» **Aim of the exercise**: Repeat the records below exactly as they appear.

» **Given information**:
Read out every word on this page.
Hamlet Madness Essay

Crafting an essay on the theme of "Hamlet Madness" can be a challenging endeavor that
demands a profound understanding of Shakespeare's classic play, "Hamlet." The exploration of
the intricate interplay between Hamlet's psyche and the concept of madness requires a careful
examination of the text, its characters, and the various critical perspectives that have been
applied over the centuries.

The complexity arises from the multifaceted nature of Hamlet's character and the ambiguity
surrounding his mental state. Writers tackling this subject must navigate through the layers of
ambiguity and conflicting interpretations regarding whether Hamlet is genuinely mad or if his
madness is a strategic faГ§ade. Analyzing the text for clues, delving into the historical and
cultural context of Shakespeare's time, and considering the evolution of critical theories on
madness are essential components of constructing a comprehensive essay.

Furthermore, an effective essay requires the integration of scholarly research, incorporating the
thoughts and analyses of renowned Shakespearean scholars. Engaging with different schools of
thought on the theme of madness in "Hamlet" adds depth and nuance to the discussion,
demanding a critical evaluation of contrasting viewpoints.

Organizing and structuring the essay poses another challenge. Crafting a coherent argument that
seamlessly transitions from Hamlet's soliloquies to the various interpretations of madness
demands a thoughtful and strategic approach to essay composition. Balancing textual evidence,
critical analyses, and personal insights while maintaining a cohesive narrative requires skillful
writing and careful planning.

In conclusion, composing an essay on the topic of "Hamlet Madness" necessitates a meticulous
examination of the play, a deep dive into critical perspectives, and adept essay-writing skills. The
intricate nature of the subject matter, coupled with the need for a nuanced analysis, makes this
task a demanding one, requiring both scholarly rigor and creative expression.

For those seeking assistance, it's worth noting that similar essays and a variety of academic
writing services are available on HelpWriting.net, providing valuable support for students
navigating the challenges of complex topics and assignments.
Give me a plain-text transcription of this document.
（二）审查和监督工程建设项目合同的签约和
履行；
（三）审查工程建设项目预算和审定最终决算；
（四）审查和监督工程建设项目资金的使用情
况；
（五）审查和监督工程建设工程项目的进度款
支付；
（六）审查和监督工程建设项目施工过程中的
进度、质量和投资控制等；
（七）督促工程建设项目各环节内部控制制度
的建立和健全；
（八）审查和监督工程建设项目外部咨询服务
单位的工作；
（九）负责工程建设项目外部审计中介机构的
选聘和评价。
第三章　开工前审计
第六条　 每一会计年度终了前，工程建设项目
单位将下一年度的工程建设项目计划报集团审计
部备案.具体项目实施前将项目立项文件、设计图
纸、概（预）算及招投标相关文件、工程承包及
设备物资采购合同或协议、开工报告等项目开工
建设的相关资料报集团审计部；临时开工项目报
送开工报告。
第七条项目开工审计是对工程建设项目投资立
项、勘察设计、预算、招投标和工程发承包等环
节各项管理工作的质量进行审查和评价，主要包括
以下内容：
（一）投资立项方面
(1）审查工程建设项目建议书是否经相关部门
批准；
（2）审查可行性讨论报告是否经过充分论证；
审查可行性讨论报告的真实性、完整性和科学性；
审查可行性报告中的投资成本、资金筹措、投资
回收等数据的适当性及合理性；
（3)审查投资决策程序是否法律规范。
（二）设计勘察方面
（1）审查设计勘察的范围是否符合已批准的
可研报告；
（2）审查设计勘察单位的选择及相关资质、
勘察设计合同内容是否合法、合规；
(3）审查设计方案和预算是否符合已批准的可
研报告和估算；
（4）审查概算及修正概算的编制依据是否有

» **Solution to this problem**:
Read out every word on this page.
Hamlet Madness Essay

Crafting an essay on the theme of "Hamlet Madness" can be a challenging endeavor that
demands a profound understanding of Shakespeare's classic play, "Hamlet." The exploration of
the intricate interplay between Hamlet's psyche and the concept of madness requires a careful
examination of the text, its characters, and the various critical perspectives that have been
applied over the centuries.

The complexity arises from the multifaceted nature of Hamlet's character and the ambiguity
surrounding his mental state. Writers tackling this subject must navigate through the layers of
ambiguity and conflicting interpretations regarding whether Hamlet is genuinely mad or if his
madness is a strategic faГ§ade. Analyzing the text for clues, delving into the historical and
cultural context of Shakespeare's time, and considering the evolution of critical theories on
madness are essential components of constructing a comprehensive essay.

Furthermore, an effective essay requires the integration of scholarly research, incorporating the
thoughts and analyses of renowned Shakespearean scholars. Engaging with different schools of
thought on the theme of madness in "Hamlet" adds depth and nuance to the discussion,
demanding a critical evaluation of contrasting viewpoints.

Organizing and structuring the essay poses another challenge. Crafting a coherent argument that
seamlessly transitions from Hamlet's soliloquies to the various interpretations of madness
demands a thoughtful and strategic approach to essay composition. Balancing textual evidence,
critical analyses, and personal insights while maintaining a cohesive narrative requires skillful
writing and careful planning.

In conclusion, composing an essay on the topic of "Hamlet Madness" necessitates a meticulous
examination of the play, a deep dive into critical perspectives, and adept essay-writing skills. The
intricate nature of the subject matter, coupled with the need for a nuanced analysis, makes this
task a demanding one, requiring both scholarly rigor and creative expression.

For those seeking assistance, it's worth noting that similar essays and a variety of academic
writing services are available on HelpWriting.net, providing valuable support for students
navigating the challenges of complex topics and assignments.
Give me a plain-text transcription of this document.
（二）审查和监督工程建设项目合同的签约和
履行；
（三）审查工程建设项目预算和审定最终决算；
（四）审查和监督工程建设项目资金的使用情
况；
（五）审查和监督工程建设工程项目的进度款
支付；
（六）审查和监督工程建设项目施工过程中的
进度、质量和投资控制等；
（七）督促工程建设项目各环节内部控制制度
的建立和健全；
（八）审查和监督工程建设项目外部咨询服务
单位的工作；
（九）负责工程建设项目外部审计中介机构的
选聘和评价。
第三章　开工前审计
第六条　 每一会计年度终了前，工程建设项目
单位将下一年度的工程建设项目计划报集团审计
部备案.具体项目实施前将项目立项文件、设计图
纸、概（预）算及招投标相关文件、工程承包及
设备物资采购合同或协议、开工报告等项目开工
建设的相关资料报集团审计部；临时开工项目报
送开工报告。
第七条项目开工审计是对工程建设项目投资立
项、勘察设计、预算、招投标和工程发承包等环
节各项管理工作的质量进行审查和评价，主要包括
以下内容：
（一）投资立项方面
(1）审查工程建设项目建议书是否经相关部门
批准；
（2）审查可行性讨论报告是否经过充分论证；
审查可行性讨论报告的真实性、完整性和科学性；
审查可行性报告中的投资成本、资金筹措、投资
回收等数据的适当性及合理性；
（3)审查投资决策程序是否法律规范。
（二）设计勘察方面
（1）审查设计勘察的范围是否符合已批准的
可研报告；
（2）审查设计勘察单位的选择及相关资质、
勘察设计合同内容是否合法、合规；
(3）审查设计方案和预算是否符合已批准的可
研报告和估算；
（4）审查概算及修正概算的编制依据是否有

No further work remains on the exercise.